[Stored records]
:::::
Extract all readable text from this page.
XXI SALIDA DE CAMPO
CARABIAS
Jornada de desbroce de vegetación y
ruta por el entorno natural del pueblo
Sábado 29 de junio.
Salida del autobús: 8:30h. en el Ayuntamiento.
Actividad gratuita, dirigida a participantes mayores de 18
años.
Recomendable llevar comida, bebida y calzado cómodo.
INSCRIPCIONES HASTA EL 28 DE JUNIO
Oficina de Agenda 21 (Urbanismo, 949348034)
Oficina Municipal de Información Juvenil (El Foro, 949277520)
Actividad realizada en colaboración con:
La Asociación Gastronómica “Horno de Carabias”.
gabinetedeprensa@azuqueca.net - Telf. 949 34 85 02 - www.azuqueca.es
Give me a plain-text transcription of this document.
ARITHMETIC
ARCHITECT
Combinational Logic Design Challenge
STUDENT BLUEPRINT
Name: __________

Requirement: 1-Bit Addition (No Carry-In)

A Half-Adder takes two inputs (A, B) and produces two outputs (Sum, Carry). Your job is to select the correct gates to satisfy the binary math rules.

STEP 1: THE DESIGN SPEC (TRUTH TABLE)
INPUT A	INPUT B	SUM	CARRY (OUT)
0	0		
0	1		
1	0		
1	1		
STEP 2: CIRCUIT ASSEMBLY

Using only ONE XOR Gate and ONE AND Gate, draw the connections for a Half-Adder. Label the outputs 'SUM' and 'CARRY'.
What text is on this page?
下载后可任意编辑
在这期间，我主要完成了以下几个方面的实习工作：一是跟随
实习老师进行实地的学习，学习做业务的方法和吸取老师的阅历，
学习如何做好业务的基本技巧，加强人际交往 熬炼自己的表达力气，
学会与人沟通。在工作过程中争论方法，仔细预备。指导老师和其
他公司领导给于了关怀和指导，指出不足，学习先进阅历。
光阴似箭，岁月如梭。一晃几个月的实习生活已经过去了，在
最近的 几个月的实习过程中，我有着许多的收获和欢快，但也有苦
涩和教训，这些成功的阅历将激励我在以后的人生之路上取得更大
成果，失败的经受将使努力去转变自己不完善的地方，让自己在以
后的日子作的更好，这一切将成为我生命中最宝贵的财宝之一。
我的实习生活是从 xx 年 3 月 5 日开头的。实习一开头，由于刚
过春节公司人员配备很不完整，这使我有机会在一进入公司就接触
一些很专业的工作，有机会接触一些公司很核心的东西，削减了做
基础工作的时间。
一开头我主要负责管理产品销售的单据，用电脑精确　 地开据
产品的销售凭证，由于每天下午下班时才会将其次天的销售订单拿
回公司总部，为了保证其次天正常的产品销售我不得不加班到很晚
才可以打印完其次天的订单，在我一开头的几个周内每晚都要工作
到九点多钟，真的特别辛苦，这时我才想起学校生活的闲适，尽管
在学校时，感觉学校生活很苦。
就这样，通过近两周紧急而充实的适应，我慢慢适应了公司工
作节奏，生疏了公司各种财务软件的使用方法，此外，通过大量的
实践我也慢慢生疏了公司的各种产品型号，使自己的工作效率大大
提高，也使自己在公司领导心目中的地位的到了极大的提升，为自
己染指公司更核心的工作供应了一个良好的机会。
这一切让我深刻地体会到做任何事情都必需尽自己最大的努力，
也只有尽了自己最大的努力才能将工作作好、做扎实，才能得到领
:::::
**SHORT EXERCISE**. Copy each record from above without leaving any out.

**TASK ANSWER**.
Extract all readable text from this page.
XXI SALIDA DE CAMPO
CARABIAS
Jornada de desbroce de vegetación y
ruta por el entorno natural del pueblo
Sábado 29 de junio.
Salida del autobús: 8:30h. en el Ayuntamiento.
Actividad gratuita, dirigida a participantes mayores de 18
años.
Recomendable llevar comida, bebida y calzado cómodo.
INSCRIPCIONES HASTA EL 28 DE JUNIO
Oficina de Agenda 21 (Urbanismo, 949348034)
Oficina Municipal de Información Juvenil (El Foro, 949277520)
Actividad realizada en colaboración con:
La Asociación Gastronómica “Horno de Carabias”.
gabinetedeprensa@azuqueca.net - Telf. 949 34 85 02 - www.azuqueca.es
Give me a plain-text transcription of this document.
ARITHMETIC
ARCHITECT
Combinational Logic Design Challenge
STUDENT BLUEPRINT
Name: __________

Requirement: 1-Bit Addition (No Carry-In)

A Half-Adder takes two inputs (A, B) and produces two outputs (Sum, Carry). Your job is to select the correct gates to satisfy the binary math rules.

STEP 1: THE DESIGN SPEC (TRUTH TABLE)
INPUT A	INPUT B	SUM	CARRY (OUT)
0	0		
0	1		
1	0		
1	1		
STEP 2: CIRCUIT ASSEMBLY

Using only ONE XOR Gate and ONE AND Gate, draw the connections for a Half-Adder. Label the outputs 'SUM' and 'CARRY'.
What text is on this page?
下载后可任意编辑
在这期间，我主要完成了以下几个方面的实习工作：一是跟随
实习老师进行实地的学习，学习做业务的方法和吸取老师的阅历，
学习如何做好业务的基本技巧，加强人际交往 熬炼自己的表达力气，
学会与人沟通。在工作过程中争论方法，仔细预备。指导老师和其
他公司领导给于了关怀和指导，指出不足，学习先进阅历。
光阴似箭，岁月如梭。一晃几个月的实习生活已经过去了，在
最近的 几个月的实习过程中，我有着许多的收获和欢快，但也有苦
涩和教训，这些成功的阅历将激励我在以后的人生之路上取得更大
成果，失败的经受将使努力去转变自己不完善的地方，让自己在以
后的日子作的更好，这一切将成为我生命中最宝贵的财宝之一。
我的实习生活是从 xx 年 3 月 5 日开头的。实习一开头，由于刚
过春节公司人员配备很不完整，这使我有机会在一进入公司就接触
一些很专业的工作，有机会接触一些公司很核心的东西，削减了做
基础工作的时间。
一开头我主要负责管理产品销售的单据，用电脑精确　 地开据
产品的销售凭证，由于每天下午下班时才会将其次天的销售订单拿
回公司总部，为了保证其次天正常的产品销售我不得不加班到很晚
才可以打印完其次天的订单，在我一开头的几个周内每晚都要工作
到九点多钟，真的特别辛苦，这时我才想起学校生活的闲适，尽管
在学校时，感觉学校生活很苦。
就这样，通过近两周紧急而充实的适应，我慢慢适应了公司工
作节奏，生疏了公司各种财务软件的使用方法，此外，通过大量的
实践我也慢慢生疏了公司的各种产品型号，使自己的工作效率大大
提高，也使自己在公司领导心目中的地位的到了极大的提升，为自
己染指公司更核心的工作供应了一个良好的机会。
这一切让我深刻地体会到做任何事情都必需尽自己最大的努力，
也只有尽了自己最大的努力才能将工作作好、做扎实，才能得到领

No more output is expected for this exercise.